## BRIEF:
Restate each of the lines below word for word and drop every picture.

Some records:
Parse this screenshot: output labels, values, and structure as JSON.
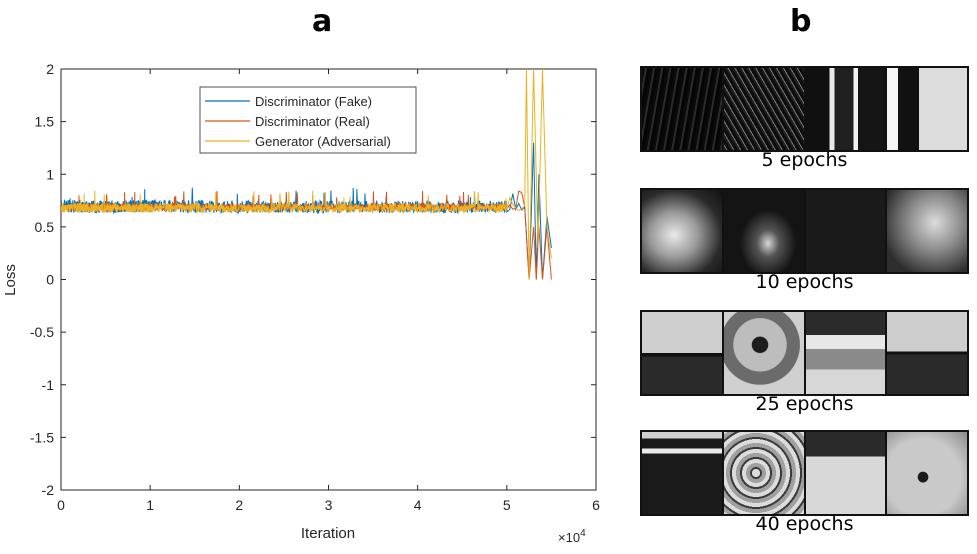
{
  "panels": {
    "a": "a",
    "b": "b"
  },
  "chart_data": {
    "type": "line",
    "xlabel": "Iteration",
    "ylabel": "Loss",
    "x_exponent_label": "×10",
    "x_exponent_power": "4",
    "xlim": [
      0,
      6
    ],
    "ylim": [
      -2,
      2
    ],
    "xticks": [
      "0",
      "1",
      "2",
      "3",
      "4",
      "5",
      "6"
    ],
    "yticks": [
      "2",
      "1.5",
      "1",
      "0.5",
      "0",
      "-0.5",
      "-1",
      "-1.5",
      "-2"
    ],
    "legend_position": "top-center",
    "series": [
      {
        "name": "Discriminator (Fake)",
        "color": "#0072BD",
        "x": [
          0,
          0.5,
          1,
          2,
          3,
          4,
          5,
          5.2,
          5.25,
          5.3,
          5.33,
          5.36,
          5.4,
          5.45,
          5.5
        ],
        "y": [
          0.7,
          0.69,
          0.7,
          0.69,
          0.69,
          0.69,
          0.69,
          0.69,
          0.0,
          1.3,
          0.0,
          1.0,
          0.0,
          0.6,
          0.3
        ]
      },
      {
        "name": "Discriminator (Real)",
        "color": "#D95319",
        "x": [
          0,
          0.5,
          1,
          2,
          3,
          4,
          5,
          5.2,
          5.25,
          5.3,
          5.33,
          5.36,
          5.4,
          5.45,
          5.5
        ],
        "y": [
          0.69,
          0.69,
          0.69,
          0.69,
          0.69,
          0.69,
          0.69,
          0.69,
          0.0,
          0.5,
          0.0,
          0.5,
          0.0,
          0.5,
          0.0
        ]
      },
      {
        "name": "Generator (Adversarial)",
        "color": "#EDB120",
        "x": [
          0,
          0.5,
          1,
          2,
          3,
          4,
          5,
          5.2,
          5.22,
          5.25,
          5.3,
          5.35,
          5.4,
          5.45,
          5.5
        ],
        "y": [
          0.68,
          0.68,
          0.68,
          0.68,
          0.68,
          0.68,
          0.68,
          0.7,
          2.0,
          0.0,
          2.0,
          0.3,
          2.0,
          0.5,
          0.2
        ]
      }
    ]
  },
  "samples": [
    {
      "label": "5 epochs"
    },
    {
      "label": "10 epochs"
    },
    {
      "label": "25 epochs"
    },
    {
      "label": "40 epochs"
    }
  ]
}
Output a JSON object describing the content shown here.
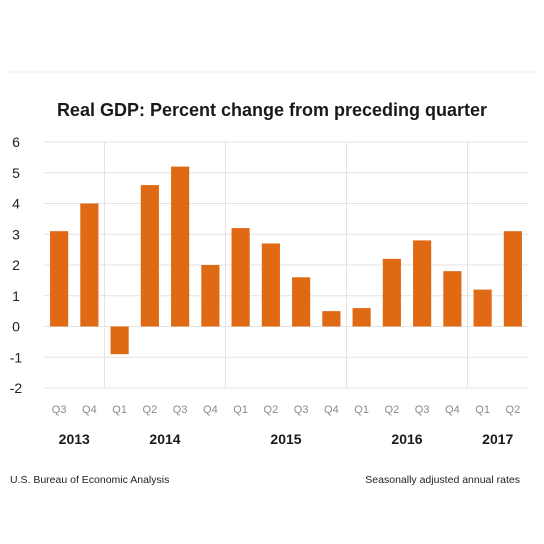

## TASK OUTPUT:
Parse this screenshot: output labels, values, and structure as JSON.
{
  "panels": {
    "a": "a",
    "b": "b"
  },
  "chart_data": {
    "type": "line",
    "xlabel": "Iteration",
    "ylabel": "Loss",
    "x_exponent_label": "×10",
    "x_exponent_power": "4",
    "xlim": [
      0,
      6
    ],
    "ylim": [
      -2,
      2
    ],
    "xticks": [
      "0",
      "1",
      "2",
      "3",
      "4",
      "5",
      "6"
    ],
    "yticks": [
      "2",
      "1.5",
      "1",
      "0.5",
      "0",
      "-0.5",
      "-1",
      "-1.5",
      "-2"
    ],
    "legend_position": "top-center",
    "series": [
      {
        "name": "Discriminator (Fake)",
        "color": "#0072BD",
        "x": [
          0,
          0.5,
          1,
          2,
          3,
          4,
          5,
          5.2,
          5.25,
          5.3,
          5.33,
          5.36,
          5.4,
          5.45,
          5.5
        ],
        "y": [
          0.7,
          0.69,
          0.7,
          0.69,
          0.69,
          0.69,
          0.69,
          0.69,
          0.0,
          1.3,
          0.0,
          1.0,
          0.0,
          0.6,
          0.3
        ]
      },
      {
        "name": "Discriminator (Real)",
        "color": "#D95319",
        "x": [
          0,
          0.5,
          1,
          2,
          3,
          4,
          5,
          5.2,
          5.25,
          5.3,
          5.33,
          5.36,
          5.4,
          5.45,
          5.5
        ],
        "y": [
          0.69,
          0.69,
          0.69,
          0.69,
          0.69,
          0.69,
          0.69,
          0.69,
          0.0,
          0.5,
          0.0,
          0.5,
          0.0,
          0.5,
          0.0
        ]
      },
      {
        "name": "Generator (Adversarial)",
        "color": "#EDB120",
        "x": [
          0,
          0.5,
          1,
          2,
          3,
          4,
          5,
          5.2,
          5.22,
          5.25,
          5.3,
          5.35,
          5.4,
          5.45,
          5.5
        ],
        "y": [
          0.68,
          0.68,
          0.68,
          0.68,
          0.68,
          0.68,
          0.68,
          0.7,
          2.0,
          0.0,
          2.0,
          0.3,
          2.0,
          0.5,
          0.2
        ]
      }
    ]
  },
  "samples": [
    {
      "label": "5 epochs"
    },
    {
      "label": "10 epochs"
    },
    {
      "label": "25 epochs"
    },
    {
      "label": "40 epochs"
    }
  ]
}
Output a JSON object describing the content shown here.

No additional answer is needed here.